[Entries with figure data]
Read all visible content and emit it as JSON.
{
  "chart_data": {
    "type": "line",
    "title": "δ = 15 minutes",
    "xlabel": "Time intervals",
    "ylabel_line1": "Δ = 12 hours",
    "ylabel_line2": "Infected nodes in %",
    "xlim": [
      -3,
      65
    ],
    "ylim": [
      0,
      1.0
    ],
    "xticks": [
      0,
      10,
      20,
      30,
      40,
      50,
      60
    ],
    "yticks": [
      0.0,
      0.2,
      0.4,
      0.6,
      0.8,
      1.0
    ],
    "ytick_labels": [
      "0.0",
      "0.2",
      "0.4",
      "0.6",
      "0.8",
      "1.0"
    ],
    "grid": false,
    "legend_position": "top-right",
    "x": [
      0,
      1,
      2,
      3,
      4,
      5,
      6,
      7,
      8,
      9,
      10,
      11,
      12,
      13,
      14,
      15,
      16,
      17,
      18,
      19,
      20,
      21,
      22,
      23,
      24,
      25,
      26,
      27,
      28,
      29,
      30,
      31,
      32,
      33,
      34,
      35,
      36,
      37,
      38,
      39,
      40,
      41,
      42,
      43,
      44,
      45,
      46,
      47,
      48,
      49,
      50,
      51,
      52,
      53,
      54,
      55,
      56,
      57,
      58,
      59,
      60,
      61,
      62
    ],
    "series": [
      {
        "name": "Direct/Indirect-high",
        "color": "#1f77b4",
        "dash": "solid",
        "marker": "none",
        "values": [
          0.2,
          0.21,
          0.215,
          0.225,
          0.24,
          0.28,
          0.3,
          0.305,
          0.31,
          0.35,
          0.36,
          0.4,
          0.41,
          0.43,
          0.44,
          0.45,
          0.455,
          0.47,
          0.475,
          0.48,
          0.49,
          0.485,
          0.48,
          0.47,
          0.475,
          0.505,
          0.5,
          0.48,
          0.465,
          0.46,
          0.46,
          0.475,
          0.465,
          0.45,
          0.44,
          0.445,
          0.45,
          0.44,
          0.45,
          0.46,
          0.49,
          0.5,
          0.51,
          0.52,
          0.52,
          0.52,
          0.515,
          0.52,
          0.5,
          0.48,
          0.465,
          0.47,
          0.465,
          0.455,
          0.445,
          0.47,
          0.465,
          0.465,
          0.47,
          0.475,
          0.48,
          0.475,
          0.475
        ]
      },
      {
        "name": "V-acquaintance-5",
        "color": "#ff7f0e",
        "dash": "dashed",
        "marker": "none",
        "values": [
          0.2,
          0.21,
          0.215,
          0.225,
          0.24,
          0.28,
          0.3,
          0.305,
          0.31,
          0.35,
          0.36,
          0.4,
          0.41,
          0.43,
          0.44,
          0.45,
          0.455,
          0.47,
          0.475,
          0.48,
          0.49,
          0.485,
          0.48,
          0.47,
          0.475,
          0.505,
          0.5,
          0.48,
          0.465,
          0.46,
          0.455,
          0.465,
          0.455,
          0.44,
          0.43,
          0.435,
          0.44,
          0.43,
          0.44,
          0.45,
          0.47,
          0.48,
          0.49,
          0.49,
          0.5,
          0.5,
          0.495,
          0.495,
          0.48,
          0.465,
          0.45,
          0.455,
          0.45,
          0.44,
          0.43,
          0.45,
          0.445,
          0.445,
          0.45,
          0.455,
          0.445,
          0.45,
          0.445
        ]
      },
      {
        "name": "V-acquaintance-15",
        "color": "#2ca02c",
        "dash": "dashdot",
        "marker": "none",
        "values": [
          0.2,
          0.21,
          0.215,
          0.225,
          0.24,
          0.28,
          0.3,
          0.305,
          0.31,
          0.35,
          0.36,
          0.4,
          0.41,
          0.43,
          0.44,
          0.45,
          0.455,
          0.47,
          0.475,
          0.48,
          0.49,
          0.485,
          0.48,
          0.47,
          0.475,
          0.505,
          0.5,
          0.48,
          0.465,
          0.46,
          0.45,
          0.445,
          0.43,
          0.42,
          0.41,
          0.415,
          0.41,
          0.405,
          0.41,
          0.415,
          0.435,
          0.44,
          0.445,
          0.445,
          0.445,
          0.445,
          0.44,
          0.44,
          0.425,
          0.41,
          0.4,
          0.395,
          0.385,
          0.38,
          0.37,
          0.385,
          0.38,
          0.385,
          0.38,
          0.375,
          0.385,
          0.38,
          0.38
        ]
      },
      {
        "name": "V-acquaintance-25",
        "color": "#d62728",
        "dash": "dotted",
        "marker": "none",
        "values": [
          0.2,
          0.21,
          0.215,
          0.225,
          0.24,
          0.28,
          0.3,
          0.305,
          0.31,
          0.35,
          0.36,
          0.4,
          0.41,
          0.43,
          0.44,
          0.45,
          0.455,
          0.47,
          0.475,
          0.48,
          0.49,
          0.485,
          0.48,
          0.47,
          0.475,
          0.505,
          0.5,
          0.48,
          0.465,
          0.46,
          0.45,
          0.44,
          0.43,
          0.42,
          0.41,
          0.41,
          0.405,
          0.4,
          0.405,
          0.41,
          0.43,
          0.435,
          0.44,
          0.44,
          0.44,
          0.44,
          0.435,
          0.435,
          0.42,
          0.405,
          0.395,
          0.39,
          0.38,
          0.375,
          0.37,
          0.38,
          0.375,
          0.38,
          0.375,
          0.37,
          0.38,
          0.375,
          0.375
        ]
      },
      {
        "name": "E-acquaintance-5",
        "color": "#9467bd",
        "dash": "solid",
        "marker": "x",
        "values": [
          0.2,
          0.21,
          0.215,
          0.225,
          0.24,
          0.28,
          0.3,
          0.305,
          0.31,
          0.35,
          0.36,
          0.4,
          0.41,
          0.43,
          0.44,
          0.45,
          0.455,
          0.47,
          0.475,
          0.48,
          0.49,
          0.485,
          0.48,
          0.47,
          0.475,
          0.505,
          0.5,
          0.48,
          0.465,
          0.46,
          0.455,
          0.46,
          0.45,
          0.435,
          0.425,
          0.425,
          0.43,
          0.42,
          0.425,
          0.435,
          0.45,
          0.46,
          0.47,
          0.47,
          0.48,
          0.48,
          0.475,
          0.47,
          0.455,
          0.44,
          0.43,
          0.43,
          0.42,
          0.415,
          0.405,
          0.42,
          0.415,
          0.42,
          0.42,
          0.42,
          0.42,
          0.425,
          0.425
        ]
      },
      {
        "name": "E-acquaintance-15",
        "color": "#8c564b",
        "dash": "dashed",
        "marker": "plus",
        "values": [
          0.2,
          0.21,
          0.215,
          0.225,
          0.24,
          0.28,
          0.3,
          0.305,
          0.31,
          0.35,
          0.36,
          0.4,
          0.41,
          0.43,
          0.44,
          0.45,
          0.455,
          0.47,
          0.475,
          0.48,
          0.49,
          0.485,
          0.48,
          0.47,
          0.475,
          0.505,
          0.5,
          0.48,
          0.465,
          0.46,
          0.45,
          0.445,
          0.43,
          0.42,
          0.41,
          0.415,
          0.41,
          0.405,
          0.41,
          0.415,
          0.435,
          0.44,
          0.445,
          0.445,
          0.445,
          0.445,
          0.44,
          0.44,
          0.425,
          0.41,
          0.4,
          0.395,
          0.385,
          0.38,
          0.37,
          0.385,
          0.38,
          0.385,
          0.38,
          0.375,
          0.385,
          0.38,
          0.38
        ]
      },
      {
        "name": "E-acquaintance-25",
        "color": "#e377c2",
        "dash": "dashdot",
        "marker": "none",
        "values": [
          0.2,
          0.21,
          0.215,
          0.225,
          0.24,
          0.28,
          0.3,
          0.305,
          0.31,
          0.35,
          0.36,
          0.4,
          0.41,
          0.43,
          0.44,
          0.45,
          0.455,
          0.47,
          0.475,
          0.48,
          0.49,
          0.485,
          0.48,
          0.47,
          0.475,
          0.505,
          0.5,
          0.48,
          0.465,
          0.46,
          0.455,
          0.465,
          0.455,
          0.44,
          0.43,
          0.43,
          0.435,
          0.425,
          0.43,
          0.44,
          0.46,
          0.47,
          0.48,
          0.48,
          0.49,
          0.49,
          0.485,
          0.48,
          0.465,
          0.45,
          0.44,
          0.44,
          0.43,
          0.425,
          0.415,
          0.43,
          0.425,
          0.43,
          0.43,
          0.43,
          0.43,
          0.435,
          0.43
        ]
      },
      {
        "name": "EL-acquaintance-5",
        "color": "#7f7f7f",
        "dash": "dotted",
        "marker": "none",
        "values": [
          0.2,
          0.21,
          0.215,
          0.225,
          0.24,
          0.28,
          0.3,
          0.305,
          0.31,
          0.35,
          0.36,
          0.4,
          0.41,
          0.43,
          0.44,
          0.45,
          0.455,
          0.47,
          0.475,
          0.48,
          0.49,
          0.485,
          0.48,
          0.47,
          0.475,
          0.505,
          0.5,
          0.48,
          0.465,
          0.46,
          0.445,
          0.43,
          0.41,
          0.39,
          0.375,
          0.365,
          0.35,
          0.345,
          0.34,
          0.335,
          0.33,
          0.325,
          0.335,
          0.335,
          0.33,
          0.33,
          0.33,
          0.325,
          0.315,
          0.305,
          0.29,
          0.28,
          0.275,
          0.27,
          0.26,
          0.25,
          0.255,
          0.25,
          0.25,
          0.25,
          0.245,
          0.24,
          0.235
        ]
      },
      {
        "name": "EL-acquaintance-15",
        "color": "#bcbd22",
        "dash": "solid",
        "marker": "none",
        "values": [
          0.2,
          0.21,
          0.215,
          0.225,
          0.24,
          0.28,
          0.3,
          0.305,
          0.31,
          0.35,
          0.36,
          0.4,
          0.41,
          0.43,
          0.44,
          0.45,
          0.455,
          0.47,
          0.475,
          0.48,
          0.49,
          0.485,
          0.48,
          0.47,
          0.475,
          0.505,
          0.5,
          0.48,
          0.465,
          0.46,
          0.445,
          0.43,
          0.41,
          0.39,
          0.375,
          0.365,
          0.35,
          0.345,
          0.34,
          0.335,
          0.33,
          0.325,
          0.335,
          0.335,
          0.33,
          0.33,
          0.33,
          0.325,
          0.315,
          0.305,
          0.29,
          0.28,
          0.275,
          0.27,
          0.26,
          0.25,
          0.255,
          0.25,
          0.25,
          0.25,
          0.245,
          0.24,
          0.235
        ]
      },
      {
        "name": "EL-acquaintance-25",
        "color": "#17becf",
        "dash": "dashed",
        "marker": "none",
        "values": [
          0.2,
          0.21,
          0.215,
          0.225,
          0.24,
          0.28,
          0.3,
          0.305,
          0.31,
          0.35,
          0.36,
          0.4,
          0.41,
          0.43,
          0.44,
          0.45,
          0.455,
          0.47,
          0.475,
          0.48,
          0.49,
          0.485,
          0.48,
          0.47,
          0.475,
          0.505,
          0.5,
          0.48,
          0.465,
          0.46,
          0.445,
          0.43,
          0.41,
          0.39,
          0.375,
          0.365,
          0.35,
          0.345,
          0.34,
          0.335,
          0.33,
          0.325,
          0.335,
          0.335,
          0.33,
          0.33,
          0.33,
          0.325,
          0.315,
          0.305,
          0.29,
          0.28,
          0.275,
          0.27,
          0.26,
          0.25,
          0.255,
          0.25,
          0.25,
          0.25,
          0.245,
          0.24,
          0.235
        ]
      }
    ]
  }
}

==

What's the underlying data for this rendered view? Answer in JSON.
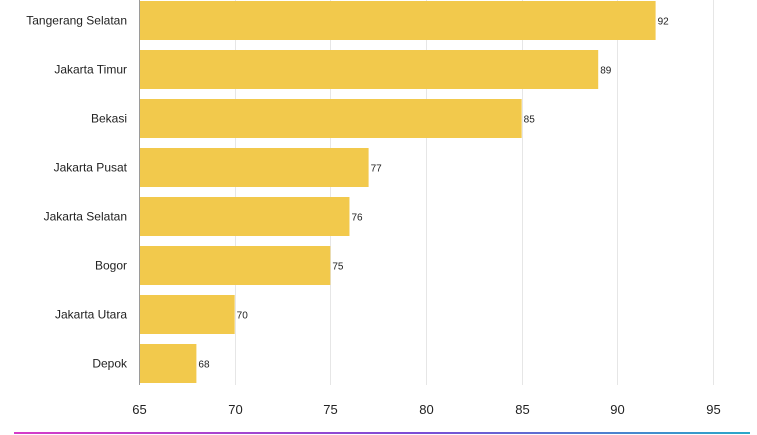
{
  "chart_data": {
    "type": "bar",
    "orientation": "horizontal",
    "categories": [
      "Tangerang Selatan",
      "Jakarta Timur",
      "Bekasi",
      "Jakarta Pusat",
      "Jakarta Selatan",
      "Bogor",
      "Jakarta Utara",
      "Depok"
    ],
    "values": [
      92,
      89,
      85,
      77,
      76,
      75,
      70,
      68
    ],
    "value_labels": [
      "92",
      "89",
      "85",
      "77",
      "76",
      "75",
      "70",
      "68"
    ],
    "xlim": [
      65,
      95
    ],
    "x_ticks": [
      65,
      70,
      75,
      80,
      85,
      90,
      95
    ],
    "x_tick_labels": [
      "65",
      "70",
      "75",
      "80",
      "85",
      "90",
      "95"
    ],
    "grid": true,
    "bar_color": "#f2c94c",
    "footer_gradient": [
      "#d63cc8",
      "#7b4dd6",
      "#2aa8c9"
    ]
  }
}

#### BRIEF:
Where a line holds "name", copy it out.

#### FINISHED ANSWER:
        "name": "Direct/Indirect-high",
        "name": "V-acquaintance-5",
        "name": "V-acquaintance-15",
        "name": "V-acquaintance-25",
        "name": "E-acquaintance-5",
        "name": "E-acquaintance-15",
        "name": "E-acquaintance-25",
        "name": "EL-acquaintance-5",
        "name": "EL-acquaintance-15",
        "name": "EL-acquaintance-25",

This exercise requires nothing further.